### DOCUMENT SEGMENT
● ● ● ●
Crittenden Regional Hospital of West Memphis will close its doors on Sept. 7, citing “the challenges of a struggling economy and continued declines in patient volume and reimbursement.”
The hospital’s board of trustees made the announcement Monday. It said it made the decision after “exploring all possible options with legal and financial advisors.” The hospital will stop admitting patients today. CRH clinics and home health and hospice services will close Sept. 5.
“We are deeply saddened to have to make this decision after all the attempts that have been made to preserve the hospital for our community,” CEO Gene Cashman said in a news release. “With counsel from national health care consulting firms and the passage of a county-wide sales tax, we had identified a long-term strategic plan that had set our organization on a path to improvement.”
More than 400 people work at the 140-bed hospital.
Cashman didn’t immediately return a call for comment.
Crittenden County approved a 1 percent local sales tax increase in June to get the hospital out of debt. Collection of the tax will not begin as scheduled, the hospital said.
Cashman said in a memo to employees that the hospital had searched for nearly five years to find a solution to the “hospital’s financial challenges.”
More: See Cashman’s intermal memo to hospital staff (PDF).
In 2013, the hospital reported a loss of $2.85 million on net patient revenue of $54.03 million, according to its Medicare cost report. In 2012, the hospital reported a loss of $5 million on net patient revenue of $52.8 million. In 2011, it reported a loss of $3.3 million.
“Despite our best efforts, the combination of challenges we’re facing — a changing health care industry, a recovering economy and one of the toughest reimbursement climates in the nation — continues to place mounting financial pressures upon our organization,” Cashman said in the statement.
Crittenden Regional also was hurt by failing to lure doctors to the hospital.
“We have had several key doctors retire or relocate from CRH since 2008,” Cashman said. “That loss has left a hole that has proven nearly impossible to fill.”
The hospital also couldn’t attract patients. Its occupancy rate of 45 percent “is the lowest for any hospital in the Midsouth with at least 100 beds,” Cashman said.
Still, he said national health care consulting firms had offered advice that had “set our organization on a path to improvement.”
But a fire broke out at the hospital in June, leaving the hospital closed for more than two weeks.
“This summer’s fire, and the subsequent shutdown, derailed that plan’s success,” Cashman said. “It was a devastating blow at a time when we would least afford it.”
● ● ● ●
### INSTRUCTIONS TO FOLLOW
Print everything in the hospital closure article from "Cashman said in a memo" down to "of $3.3 million.", word for word. The records have no connection to the hospital closure article.

### STORED DATA
● ● ● ●
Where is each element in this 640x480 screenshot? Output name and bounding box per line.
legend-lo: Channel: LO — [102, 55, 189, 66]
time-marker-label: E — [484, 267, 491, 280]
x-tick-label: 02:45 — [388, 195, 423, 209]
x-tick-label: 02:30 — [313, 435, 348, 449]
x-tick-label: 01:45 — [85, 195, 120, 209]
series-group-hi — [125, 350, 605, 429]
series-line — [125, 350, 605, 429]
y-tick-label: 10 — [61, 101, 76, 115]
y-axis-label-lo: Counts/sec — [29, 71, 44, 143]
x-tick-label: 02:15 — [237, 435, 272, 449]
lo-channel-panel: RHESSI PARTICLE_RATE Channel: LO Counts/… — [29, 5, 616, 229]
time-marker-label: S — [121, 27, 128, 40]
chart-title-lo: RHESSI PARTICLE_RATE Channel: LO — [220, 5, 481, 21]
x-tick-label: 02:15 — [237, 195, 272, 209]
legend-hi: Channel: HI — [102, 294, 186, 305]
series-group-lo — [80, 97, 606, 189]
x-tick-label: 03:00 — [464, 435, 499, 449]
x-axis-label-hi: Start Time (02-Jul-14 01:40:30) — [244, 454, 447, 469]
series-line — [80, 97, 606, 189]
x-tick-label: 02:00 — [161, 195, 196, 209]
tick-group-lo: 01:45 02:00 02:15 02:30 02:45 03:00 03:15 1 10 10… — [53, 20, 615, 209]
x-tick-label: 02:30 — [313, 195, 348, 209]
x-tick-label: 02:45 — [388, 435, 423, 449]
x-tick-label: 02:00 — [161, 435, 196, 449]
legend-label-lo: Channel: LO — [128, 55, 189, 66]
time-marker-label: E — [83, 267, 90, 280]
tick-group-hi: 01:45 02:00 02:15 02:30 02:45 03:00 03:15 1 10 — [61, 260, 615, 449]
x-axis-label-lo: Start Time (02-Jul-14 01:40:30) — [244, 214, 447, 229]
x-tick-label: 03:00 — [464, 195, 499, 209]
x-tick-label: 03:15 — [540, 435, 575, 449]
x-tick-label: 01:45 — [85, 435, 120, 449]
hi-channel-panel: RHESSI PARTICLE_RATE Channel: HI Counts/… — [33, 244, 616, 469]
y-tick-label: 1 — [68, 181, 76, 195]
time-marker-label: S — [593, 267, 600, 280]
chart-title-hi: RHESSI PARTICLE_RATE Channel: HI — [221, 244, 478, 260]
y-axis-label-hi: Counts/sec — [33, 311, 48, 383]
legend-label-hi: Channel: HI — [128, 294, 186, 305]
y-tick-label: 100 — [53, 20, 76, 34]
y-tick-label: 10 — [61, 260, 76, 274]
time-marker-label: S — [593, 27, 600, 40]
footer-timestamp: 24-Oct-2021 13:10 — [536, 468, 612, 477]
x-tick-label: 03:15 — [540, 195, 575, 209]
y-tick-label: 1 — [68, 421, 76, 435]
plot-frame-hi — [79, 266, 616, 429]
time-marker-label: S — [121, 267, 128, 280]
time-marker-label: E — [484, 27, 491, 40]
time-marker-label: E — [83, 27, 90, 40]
● ● ● ●
### ANSWER FOR THIS EXERCISE
Cashman said in a memo to employees that the hospital had searched for nearly five years to find a solution to the “hospital’s financial challenges.”
More: See Cashman’s intermal memo to hospital staff (PDF).
In 2013, the hospital reported a loss of $2.85 million on net patient revenue of $54.03 million, according to its Medicare cost report. In 2012, the hospital reported a loss of $5 million on net patient revenue of $52.8 million. In 2011, it reported a loss of $3.3 million.